Records provided:
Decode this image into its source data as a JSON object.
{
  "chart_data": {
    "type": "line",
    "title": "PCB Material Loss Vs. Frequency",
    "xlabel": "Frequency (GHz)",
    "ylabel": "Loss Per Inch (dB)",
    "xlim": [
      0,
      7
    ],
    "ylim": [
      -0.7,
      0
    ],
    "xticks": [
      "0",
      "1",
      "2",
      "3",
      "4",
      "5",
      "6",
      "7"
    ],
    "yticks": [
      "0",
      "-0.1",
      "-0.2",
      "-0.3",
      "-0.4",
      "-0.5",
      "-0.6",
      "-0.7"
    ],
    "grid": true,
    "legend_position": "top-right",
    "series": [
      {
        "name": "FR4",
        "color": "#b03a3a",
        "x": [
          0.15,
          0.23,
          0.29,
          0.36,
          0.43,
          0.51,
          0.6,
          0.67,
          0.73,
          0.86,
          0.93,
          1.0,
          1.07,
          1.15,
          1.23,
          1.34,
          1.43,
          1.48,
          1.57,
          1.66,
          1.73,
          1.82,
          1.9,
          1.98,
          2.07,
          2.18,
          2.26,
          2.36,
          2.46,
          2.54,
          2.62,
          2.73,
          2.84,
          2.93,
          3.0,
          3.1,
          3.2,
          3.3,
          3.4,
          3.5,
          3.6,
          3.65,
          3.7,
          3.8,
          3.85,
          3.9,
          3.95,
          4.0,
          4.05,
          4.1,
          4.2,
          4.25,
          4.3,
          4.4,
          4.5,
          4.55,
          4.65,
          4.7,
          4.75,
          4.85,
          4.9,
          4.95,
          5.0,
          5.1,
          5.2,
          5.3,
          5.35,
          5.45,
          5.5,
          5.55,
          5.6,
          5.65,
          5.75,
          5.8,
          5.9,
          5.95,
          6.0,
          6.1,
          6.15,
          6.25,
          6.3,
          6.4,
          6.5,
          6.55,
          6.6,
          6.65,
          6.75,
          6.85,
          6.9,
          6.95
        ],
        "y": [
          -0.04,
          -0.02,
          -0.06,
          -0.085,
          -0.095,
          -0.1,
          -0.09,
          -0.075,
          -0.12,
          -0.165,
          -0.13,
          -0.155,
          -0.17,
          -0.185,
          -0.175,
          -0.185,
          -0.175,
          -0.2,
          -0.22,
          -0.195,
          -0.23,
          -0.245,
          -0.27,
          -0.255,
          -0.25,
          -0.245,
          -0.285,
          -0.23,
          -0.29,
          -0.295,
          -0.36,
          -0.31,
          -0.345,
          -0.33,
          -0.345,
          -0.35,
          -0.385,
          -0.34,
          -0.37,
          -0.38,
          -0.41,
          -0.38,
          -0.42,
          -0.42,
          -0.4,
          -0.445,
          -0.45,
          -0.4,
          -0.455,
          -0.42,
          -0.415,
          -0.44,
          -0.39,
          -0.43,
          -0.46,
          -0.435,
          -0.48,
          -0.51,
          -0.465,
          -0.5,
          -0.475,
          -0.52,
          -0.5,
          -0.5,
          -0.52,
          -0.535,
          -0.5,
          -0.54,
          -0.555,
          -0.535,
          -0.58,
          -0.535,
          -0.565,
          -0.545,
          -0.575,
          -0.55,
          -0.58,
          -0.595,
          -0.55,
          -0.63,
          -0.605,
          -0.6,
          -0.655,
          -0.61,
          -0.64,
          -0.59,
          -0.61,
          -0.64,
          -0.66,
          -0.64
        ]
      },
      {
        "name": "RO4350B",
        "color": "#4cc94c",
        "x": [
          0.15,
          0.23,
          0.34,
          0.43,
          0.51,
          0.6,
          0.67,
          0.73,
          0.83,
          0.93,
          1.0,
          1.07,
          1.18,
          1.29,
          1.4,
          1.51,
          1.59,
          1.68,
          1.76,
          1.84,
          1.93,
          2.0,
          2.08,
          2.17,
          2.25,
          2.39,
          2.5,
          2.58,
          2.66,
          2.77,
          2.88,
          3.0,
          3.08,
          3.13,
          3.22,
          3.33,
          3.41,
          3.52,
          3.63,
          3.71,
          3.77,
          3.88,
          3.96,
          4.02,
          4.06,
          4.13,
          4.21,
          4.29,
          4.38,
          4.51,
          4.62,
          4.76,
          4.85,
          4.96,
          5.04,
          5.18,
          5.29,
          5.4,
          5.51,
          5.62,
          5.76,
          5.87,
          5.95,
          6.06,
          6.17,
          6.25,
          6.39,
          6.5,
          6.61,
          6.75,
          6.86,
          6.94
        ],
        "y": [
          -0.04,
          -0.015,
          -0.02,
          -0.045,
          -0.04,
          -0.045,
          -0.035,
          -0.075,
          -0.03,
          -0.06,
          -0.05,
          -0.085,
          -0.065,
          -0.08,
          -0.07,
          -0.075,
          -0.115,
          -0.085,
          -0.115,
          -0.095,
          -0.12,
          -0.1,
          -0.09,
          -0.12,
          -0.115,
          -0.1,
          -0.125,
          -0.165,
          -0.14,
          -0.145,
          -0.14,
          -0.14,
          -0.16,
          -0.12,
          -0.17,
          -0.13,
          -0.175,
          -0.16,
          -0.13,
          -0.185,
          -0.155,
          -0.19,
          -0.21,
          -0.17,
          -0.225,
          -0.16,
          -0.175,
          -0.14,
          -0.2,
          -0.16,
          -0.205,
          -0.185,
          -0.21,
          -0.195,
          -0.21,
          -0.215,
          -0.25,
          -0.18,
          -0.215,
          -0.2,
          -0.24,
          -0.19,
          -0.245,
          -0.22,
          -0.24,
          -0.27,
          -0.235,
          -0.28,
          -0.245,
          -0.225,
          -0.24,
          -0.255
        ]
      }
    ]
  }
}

Short exercise: Your task is to list each line of the records with the word "Loss".

Result:
    "title": "PCB Material Loss Vs. Frequency",
    "ylabel": "Loss Per Inch (dB)",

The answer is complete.